Le fameux vase en bronze émaillé est encore en possession de la veuve
de John Bolle en 1890, comme le signale Ernest Rupin qui produit, dans
son ouvrage L’œuvre de Limoges (1890), un dessin du vase
d’après une photographie communiquée par Mme veuve Bolle. Puis on perd
sa trace jusqu’en 1931, où il réapparaît dans le commerce
parisien, pour être vendu au célèbre collectionneur Joseph Brummer
(1883-1947).
*-*-*
▶ CONSIGNE ÉCRITE 1: Reproduisez à l'identique, dans le passage sur le vase émaillé, tout ce qui va de « Le fameux vase » jusqu'à « (1883-1947). ».
▶ CONSIGNE ÉCRITE 2: Résumez en deux phrases le passage sur le vase émaillé.

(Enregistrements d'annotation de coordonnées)
*-*-*
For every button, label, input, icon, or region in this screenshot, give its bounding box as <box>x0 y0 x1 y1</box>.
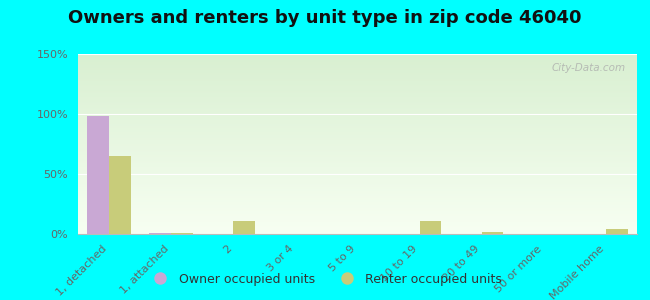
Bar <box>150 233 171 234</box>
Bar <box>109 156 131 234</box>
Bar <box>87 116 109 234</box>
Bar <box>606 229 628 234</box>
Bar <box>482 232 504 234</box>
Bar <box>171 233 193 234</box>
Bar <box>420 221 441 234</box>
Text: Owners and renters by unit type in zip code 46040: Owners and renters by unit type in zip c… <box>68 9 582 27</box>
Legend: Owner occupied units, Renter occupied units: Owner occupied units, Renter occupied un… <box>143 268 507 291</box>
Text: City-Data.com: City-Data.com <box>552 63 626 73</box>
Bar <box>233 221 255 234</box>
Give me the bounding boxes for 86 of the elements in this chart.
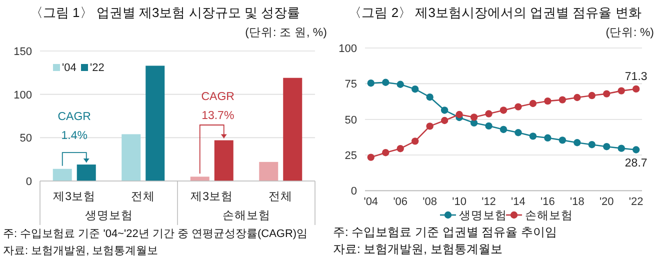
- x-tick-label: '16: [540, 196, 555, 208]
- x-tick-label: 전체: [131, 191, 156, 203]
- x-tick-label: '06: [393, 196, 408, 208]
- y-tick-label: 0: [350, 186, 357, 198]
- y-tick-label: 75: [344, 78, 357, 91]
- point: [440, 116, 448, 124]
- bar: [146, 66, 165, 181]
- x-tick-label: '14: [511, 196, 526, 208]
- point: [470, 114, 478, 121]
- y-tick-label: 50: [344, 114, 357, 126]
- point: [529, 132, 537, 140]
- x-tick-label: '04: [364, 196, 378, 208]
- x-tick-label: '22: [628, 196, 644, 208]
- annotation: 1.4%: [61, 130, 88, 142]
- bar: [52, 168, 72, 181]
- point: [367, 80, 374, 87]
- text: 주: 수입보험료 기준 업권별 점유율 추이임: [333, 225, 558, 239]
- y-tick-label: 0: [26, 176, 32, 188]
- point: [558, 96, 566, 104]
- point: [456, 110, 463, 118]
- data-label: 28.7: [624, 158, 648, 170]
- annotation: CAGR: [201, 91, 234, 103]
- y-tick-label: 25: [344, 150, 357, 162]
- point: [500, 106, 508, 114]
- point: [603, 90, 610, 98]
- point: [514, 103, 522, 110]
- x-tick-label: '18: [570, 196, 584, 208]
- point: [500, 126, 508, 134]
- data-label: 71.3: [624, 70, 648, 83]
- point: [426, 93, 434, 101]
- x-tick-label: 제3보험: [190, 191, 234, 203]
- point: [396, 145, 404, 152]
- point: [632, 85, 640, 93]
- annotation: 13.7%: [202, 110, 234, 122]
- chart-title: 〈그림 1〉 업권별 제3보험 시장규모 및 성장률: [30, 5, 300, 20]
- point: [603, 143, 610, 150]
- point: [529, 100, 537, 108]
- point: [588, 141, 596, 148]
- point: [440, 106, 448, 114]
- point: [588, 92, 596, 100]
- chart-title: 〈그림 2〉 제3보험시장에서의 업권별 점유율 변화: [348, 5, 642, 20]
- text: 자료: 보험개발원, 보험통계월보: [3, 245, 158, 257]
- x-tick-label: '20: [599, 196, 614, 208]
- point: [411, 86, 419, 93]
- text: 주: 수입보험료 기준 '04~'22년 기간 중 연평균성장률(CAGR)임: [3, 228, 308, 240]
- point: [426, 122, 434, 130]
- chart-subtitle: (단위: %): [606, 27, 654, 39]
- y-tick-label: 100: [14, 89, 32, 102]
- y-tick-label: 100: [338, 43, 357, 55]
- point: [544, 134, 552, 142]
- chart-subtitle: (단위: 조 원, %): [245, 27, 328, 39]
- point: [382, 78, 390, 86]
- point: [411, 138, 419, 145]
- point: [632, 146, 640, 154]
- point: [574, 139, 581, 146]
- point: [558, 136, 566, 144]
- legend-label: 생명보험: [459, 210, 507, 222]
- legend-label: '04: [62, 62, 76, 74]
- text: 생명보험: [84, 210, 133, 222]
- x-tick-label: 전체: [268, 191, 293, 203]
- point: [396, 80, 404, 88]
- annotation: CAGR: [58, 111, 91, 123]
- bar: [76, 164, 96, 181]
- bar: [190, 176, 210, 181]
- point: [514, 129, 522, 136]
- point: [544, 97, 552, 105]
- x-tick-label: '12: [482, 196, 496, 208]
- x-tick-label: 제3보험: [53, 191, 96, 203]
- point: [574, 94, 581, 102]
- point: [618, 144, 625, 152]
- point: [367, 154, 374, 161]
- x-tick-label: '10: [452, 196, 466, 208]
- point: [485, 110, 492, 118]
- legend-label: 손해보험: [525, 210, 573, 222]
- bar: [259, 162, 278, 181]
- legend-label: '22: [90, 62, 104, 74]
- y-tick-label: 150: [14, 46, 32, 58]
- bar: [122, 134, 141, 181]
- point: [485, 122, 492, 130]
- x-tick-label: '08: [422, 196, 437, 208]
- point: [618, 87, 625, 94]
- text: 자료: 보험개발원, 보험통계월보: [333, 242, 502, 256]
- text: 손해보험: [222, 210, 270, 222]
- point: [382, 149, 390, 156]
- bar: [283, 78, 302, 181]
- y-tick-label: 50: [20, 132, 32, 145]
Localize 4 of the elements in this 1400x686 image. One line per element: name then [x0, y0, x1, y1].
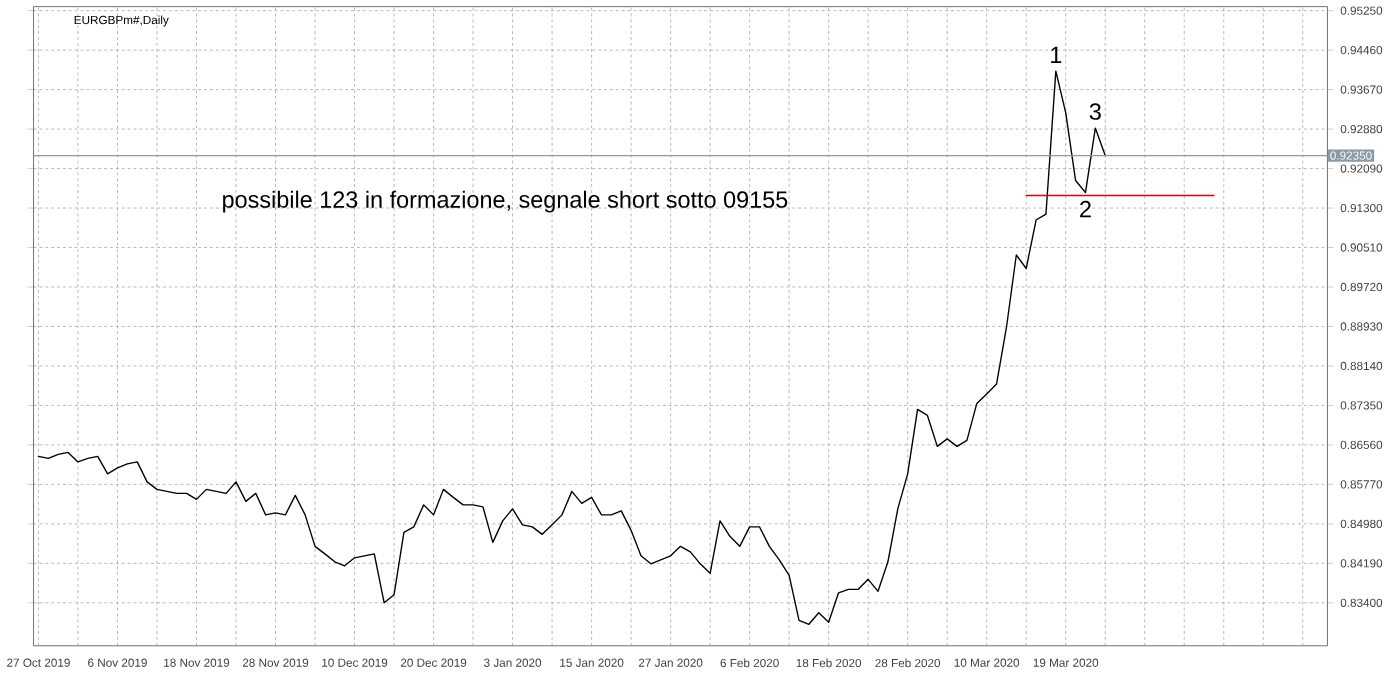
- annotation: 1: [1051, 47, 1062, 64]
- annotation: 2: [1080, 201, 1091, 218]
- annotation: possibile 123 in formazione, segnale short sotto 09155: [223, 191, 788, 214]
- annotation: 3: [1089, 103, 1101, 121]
*-*-*
▶ RÉPONSE 1:
Le fameux vase en bronze émaillé est encore en possession de la veuve
de John Bolle en 1890, comme le signale Ernest Rupin qui produit, dans
son ouvrage L’œuvre de Limoges (1890), un dessin du vase
d’après une photographie communiquée par Mme veuve Bolle. Puis on perd
sa trace jusqu’en 1931, où il réapparaît dans le commerce
parisien, pour être vendu au célèbre collectionneur Joseph Brummer
(1883-1947).

▶ RÉPONSE 2: En 1890, le vase en bronze émaillé appartient encore à la veuve de John Bolle, et Ernest Rupin en publie un dessin d'après une photographie qu'elle lui a communiquée. Sa trace se perd ensuite jusqu'en 1931, année où il réapparaît dans le commerce parisien et est vendu au collectionneur Joseph Brummer.